» **Tasks to carry out**:
1: Using the article on Professor Wu Ningkun, answer these questions:
(a) How old was Professor Wu when he died?
(b) In what year did he publish A Single Tear in the U.S.?
(c) Whom were he and his wife visiting in the U.S. when their house was ransacked?
2: Say whether each statement agrees with the article on Professor Wu Ningkun. Answer yes or no and quote the words that decide it.
(a) Professor Wu died at his home in China.
(b) His university punished him by suspending his and his wife's pensions.
(c) Professor Wu later returned to China.

Professor Wu Ningkun: Conscience of the Chinese Nation (Part 1)

Two hands meeting in the heavens.
On August 10, 2019, beloved Chinese-born Professor Wu Ningkun, Emeritus Professor of English Literature, author of the book 'A Single Tear,' passed away at his home in the United States. (Image: Pop Nukoonrat via Pixabay)

On August 10, 2019, Professor Wu Ningkun, a renowned Chinese-born translator and Emeritus Professor of English Literature, passed away at his home in the United States. The much-beloved Professor was 99 years old.

In 1993, Professor Wu published his memoirs called A Single Tear in the U.S. This autobiographical book about his life in communist China angered the top brass of his university, the University of International Relations, Beijing, and he was swiftly punished by having his and his wife’s pensions suspended.

Their house was ransacked and their belongings were thrown out the front door and stolen. All their property was confiscated. They became homeless. At that time, they were in the U.S. visiting their daughter and were helpless to do anything to protect their home.

The house of Professor Wu and his wife was ransacked, their belongings were thrown out the door, and all their property was confiscated.
Revenge of the CCP. The house of Professor Wu and his wife was ransacked, their belongings were thrown out the door, and all their property was confiscated. (Image: Belinda Wu via Dreamstime)

He had no choice but to stay with his children in the United States, where he lived for the rest of his life. He was now in exile. He could never return to his native China again owing to the publishing of his book.

As we shall see, Professor Wu was a very proud, loyal, and lifelong patriotic Chinese man. He loved his people and his native country. So what are Professor Wu’s memoirs all about? What does his biography reveal to the world that so enraged his university heads and the entire Chinese regime, the consequences of which made him and his wife homeless and forced them into exile for the rest of their lives?

A Single Tear is a first-hand recording, an eyewitness account, of the perverse and cruel people and events he and his nation experienced at the hands of the Chinese Communist Party (CCP) regime. He believed that so many Chinese people were still very reluctant to acknowledge these harrowing events, and were still afraid to face them, challenge, or criticize them.

With everything gone back home in China, Professor Wu and his wife were now in exile, sadly, never to return.
With everything gone back home in China, Professor Wu and his wife were now in exile, sadly, never to return. They made a new and successful life with their children in the U.S. (Image: Pongpon Rinthaisongvia Dreamstime.com © )

A Single Tear is really a cry from the heart at the ocean of tears shed by the Chinese people under the tyranny of the communist regime. His stand, his lone struggle, and his victory over the communist yoke are a call to action for the oppressed Chinese people to never be afraid and never give up. Even if you stand up alone you can win.

[Rows from a layout dataset]
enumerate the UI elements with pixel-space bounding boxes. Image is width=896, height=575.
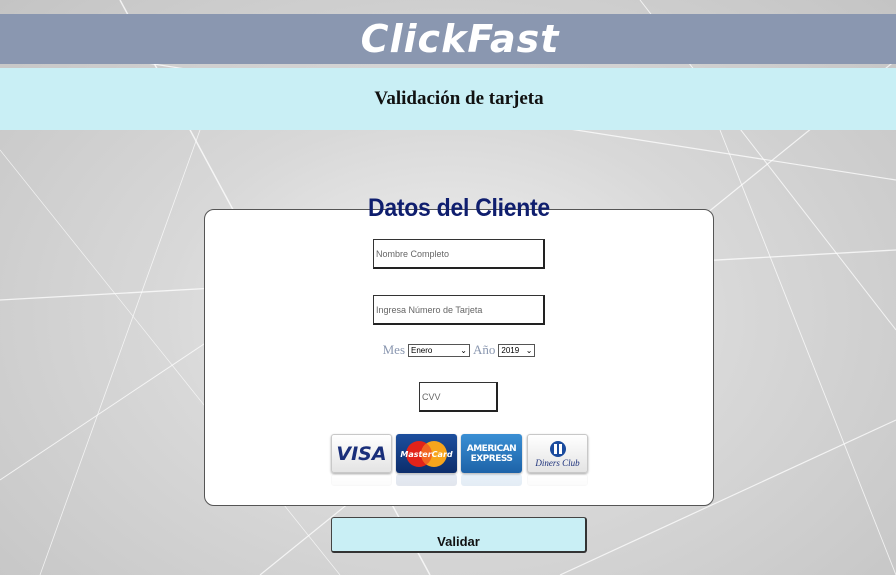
year-select-value: 2019	[501, 345, 520, 355]
visa-logo: VISA	[331, 434, 392, 473]
expiry-row: Mes Enero ⌄ Año 2019 ⌄	[204, 342, 714, 358]
mastercard-logo-text: MasterCard	[400, 450, 453, 459]
year-label: Año	[473, 342, 496, 357]
brand-bar: ClickFast	[0, 14, 896, 64]
month-select[interactable]: Enero ⌄	[408, 343, 470, 357]
full-name-input[interactable]	[373, 239, 545, 269]
mastercard-circles-icon: MasterCard	[400, 440, 453, 467]
amex-logo-reflection	[461, 474, 522, 486]
mastercard-logo-reflection	[396, 474, 457, 486]
amex-line-1: AMERICAN	[466, 443, 517, 454]
card-number-input[interactable]	[373, 295, 545, 325]
month-select-value: Enero	[411, 345, 433, 355]
year-select[interactable]: 2019 ⌄	[498, 343, 536, 357]
american-express-logo: AMERICAN EXPRESS	[461, 434, 522, 473]
month-label: Mes	[382, 342, 405, 357]
diners-club-logo-text: Diners Club	[535, 457, 580, 468]
cvv-input[interactable]	[419, 382, 498, 412]
page-subheader: Validación de tarjeta	[0, 68, 896, 130]
visa-logo-text: VISA	[336, 442, 387, 465]
form-title: Datos del Cliente	[368, 194, 550, 222]
diners-club-logo: Diners Club	[527, 434, 588, 473]
diners-logo-reflection	[527, 474, 588, 486]
chevron-down-icon: ⌄	[460, 345, 467, 355]
chevron-down-icon: ⌄	[525, 345, 533, 355]
mastercard-logo: MasterCard	[396, 434, 457, 473]
brand-title: ClickFast	[360, 17, 560, 61]
visa-logo-reflection	[331, 474, 392, 486]
validate-button[interactable]: Validar	[331, 517, 587, 553]
amex-line-2: EXPRESS	[470, 453, 513, 464]
diners-club-icon	[549, 440, 566, 457]
page-title: Validación de tarjeta	[374, 88, 544, 109]
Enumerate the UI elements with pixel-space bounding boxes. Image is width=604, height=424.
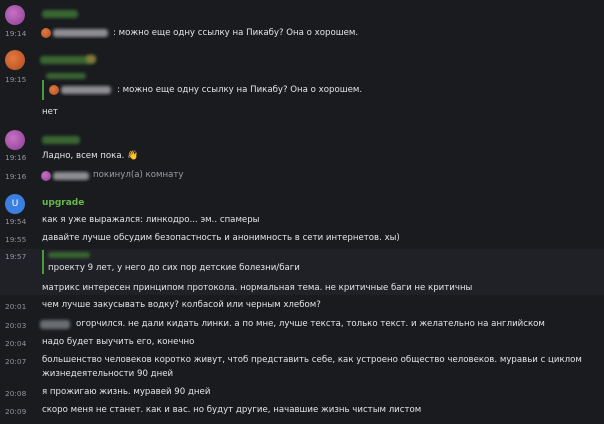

» **Task answers**:
1:
(a) 99 years old.
(b) 1993.
(c) Their daughter.

2:
(a) No: "passed away at his home in the United States."
(b) Yes: "he was swiftly punished by having his and his wife’s pensions suspended."
(c) No: "He could never return to his native China again owing to the publishing of his book."